→ **AIM OF THE EXERCISE**
Copy the lines holding the word "screenshot", all of them.

→ **DATASET EXTRACT**

============

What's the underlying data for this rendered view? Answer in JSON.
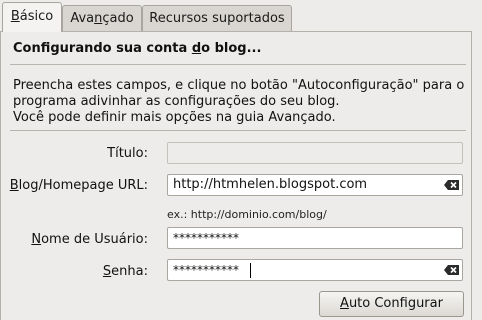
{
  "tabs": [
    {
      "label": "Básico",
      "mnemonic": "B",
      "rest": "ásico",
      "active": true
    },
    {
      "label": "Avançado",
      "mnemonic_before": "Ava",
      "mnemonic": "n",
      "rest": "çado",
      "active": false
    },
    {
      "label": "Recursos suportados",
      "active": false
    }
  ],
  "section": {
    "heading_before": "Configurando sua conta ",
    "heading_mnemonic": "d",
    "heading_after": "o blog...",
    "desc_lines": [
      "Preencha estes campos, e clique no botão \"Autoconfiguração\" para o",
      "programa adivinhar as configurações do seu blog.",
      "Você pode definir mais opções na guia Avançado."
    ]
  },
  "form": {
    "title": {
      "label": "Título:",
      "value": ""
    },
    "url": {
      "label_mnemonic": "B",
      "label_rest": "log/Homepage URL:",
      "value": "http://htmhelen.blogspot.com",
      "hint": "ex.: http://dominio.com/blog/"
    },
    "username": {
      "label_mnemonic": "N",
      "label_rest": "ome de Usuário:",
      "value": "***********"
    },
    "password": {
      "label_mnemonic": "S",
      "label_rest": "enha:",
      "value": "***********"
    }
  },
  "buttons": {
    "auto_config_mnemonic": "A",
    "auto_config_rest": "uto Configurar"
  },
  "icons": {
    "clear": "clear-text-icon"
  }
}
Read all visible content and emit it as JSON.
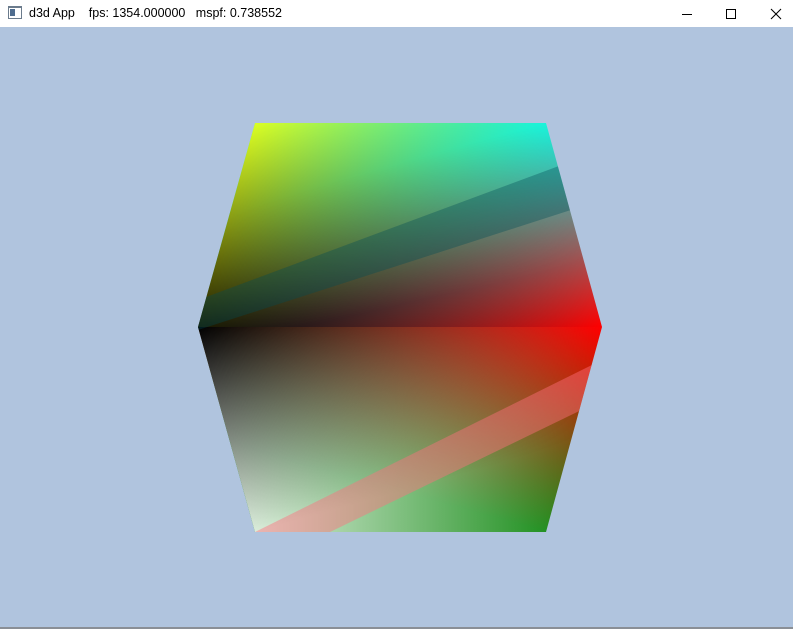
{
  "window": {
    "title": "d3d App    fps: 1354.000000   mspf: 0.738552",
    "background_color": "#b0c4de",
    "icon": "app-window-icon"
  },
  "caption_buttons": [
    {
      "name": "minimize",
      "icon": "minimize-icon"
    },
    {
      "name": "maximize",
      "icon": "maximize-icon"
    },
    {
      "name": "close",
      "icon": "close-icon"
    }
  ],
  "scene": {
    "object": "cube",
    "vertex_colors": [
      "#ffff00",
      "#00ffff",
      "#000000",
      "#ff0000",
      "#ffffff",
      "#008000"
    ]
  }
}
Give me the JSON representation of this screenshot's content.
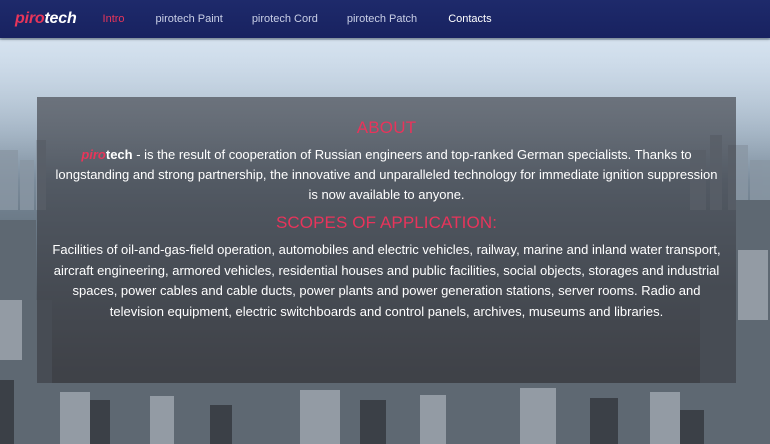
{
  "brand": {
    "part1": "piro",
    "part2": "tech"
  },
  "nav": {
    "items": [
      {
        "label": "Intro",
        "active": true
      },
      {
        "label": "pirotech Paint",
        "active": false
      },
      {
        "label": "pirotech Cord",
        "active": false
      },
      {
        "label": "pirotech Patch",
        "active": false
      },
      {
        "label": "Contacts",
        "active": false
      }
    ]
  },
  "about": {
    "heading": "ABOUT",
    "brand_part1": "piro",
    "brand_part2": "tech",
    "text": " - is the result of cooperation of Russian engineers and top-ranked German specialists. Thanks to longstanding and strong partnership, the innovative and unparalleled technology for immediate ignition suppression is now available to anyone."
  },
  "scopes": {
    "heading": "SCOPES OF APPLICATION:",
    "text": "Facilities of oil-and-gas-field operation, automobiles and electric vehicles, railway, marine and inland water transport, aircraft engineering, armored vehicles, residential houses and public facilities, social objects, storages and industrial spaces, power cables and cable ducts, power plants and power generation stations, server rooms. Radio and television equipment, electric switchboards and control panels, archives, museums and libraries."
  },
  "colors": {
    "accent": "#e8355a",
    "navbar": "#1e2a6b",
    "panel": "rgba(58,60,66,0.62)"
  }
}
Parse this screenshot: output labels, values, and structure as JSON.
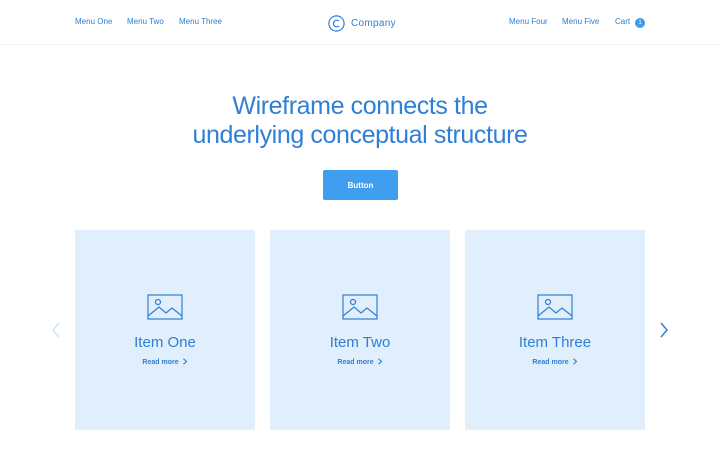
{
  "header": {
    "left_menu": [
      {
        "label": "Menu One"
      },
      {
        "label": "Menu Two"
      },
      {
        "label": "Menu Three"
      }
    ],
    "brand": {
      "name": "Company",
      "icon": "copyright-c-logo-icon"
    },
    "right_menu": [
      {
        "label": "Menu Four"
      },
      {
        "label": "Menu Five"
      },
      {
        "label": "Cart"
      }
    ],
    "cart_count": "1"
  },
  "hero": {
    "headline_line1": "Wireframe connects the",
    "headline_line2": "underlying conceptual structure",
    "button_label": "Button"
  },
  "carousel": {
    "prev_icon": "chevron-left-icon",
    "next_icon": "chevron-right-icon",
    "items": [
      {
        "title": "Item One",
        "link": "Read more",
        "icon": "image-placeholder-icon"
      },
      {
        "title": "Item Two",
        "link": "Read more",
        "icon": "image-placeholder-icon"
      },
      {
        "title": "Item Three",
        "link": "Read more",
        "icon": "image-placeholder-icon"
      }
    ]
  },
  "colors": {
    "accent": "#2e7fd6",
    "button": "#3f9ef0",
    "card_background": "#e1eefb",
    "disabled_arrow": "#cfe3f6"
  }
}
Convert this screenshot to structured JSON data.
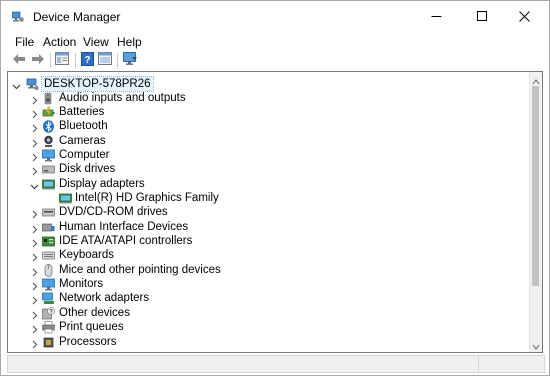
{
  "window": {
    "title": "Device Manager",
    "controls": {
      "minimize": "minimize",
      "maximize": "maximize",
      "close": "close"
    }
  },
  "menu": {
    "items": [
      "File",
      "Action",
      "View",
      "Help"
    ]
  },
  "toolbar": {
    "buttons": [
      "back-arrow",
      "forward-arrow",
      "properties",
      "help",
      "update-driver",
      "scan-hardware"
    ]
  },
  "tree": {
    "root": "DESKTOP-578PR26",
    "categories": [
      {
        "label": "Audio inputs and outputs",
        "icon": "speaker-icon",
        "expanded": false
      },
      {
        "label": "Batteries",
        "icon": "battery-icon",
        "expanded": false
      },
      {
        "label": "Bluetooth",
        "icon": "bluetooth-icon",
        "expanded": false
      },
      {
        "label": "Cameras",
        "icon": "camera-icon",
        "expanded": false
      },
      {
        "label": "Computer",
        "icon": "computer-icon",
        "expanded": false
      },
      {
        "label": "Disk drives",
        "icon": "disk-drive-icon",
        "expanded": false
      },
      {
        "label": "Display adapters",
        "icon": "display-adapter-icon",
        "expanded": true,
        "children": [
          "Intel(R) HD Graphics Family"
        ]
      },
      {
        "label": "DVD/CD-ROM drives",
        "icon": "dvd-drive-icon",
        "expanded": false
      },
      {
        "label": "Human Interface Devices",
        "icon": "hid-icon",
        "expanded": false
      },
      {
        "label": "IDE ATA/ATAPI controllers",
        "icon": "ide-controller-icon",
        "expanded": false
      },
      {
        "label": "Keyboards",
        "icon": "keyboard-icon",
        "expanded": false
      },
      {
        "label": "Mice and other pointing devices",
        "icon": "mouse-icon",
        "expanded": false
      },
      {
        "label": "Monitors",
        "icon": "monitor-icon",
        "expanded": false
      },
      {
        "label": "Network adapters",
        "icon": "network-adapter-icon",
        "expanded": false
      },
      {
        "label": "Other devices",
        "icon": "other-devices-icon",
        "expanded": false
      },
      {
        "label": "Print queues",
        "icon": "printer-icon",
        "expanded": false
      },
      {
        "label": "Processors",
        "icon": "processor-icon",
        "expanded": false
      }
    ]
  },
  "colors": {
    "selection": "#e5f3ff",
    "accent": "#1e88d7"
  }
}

============

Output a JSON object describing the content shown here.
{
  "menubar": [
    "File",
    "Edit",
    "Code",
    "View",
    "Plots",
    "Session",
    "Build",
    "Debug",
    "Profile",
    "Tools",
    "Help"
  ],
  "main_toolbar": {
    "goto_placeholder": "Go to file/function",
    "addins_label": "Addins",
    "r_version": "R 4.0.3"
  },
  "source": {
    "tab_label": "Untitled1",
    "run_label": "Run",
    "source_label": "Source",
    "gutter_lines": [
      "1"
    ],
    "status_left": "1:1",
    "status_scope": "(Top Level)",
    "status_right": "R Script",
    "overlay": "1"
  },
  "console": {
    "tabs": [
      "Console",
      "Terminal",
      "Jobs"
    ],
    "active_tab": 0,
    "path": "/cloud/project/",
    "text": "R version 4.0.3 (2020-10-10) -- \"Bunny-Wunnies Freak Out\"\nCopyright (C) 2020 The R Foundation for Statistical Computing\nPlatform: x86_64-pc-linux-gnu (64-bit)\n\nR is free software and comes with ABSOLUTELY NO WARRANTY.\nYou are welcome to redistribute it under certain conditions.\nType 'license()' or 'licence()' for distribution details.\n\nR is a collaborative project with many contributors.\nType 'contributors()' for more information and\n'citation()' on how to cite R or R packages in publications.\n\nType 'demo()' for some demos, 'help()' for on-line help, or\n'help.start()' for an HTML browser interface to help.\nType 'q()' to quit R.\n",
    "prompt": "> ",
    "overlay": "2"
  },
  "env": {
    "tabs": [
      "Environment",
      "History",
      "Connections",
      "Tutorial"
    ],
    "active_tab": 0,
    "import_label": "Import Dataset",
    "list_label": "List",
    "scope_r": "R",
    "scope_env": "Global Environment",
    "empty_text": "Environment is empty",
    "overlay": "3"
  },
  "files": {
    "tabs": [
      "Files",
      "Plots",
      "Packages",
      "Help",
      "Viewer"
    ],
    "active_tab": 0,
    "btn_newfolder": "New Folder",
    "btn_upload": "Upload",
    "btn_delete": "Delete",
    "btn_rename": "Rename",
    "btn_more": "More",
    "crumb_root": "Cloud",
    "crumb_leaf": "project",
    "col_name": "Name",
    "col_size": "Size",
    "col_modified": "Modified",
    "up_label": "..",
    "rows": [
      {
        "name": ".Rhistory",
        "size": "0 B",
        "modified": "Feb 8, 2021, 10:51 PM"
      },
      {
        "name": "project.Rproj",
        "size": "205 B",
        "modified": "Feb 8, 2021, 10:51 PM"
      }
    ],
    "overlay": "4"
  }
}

============

→ **SOLUTION TO THIS EXERCISE**
Give me the JSON representation of this screenshot's content.
Parse this screenshot: output labels, values, and structure as JSON.
Convert this screenshot to structured JSON data.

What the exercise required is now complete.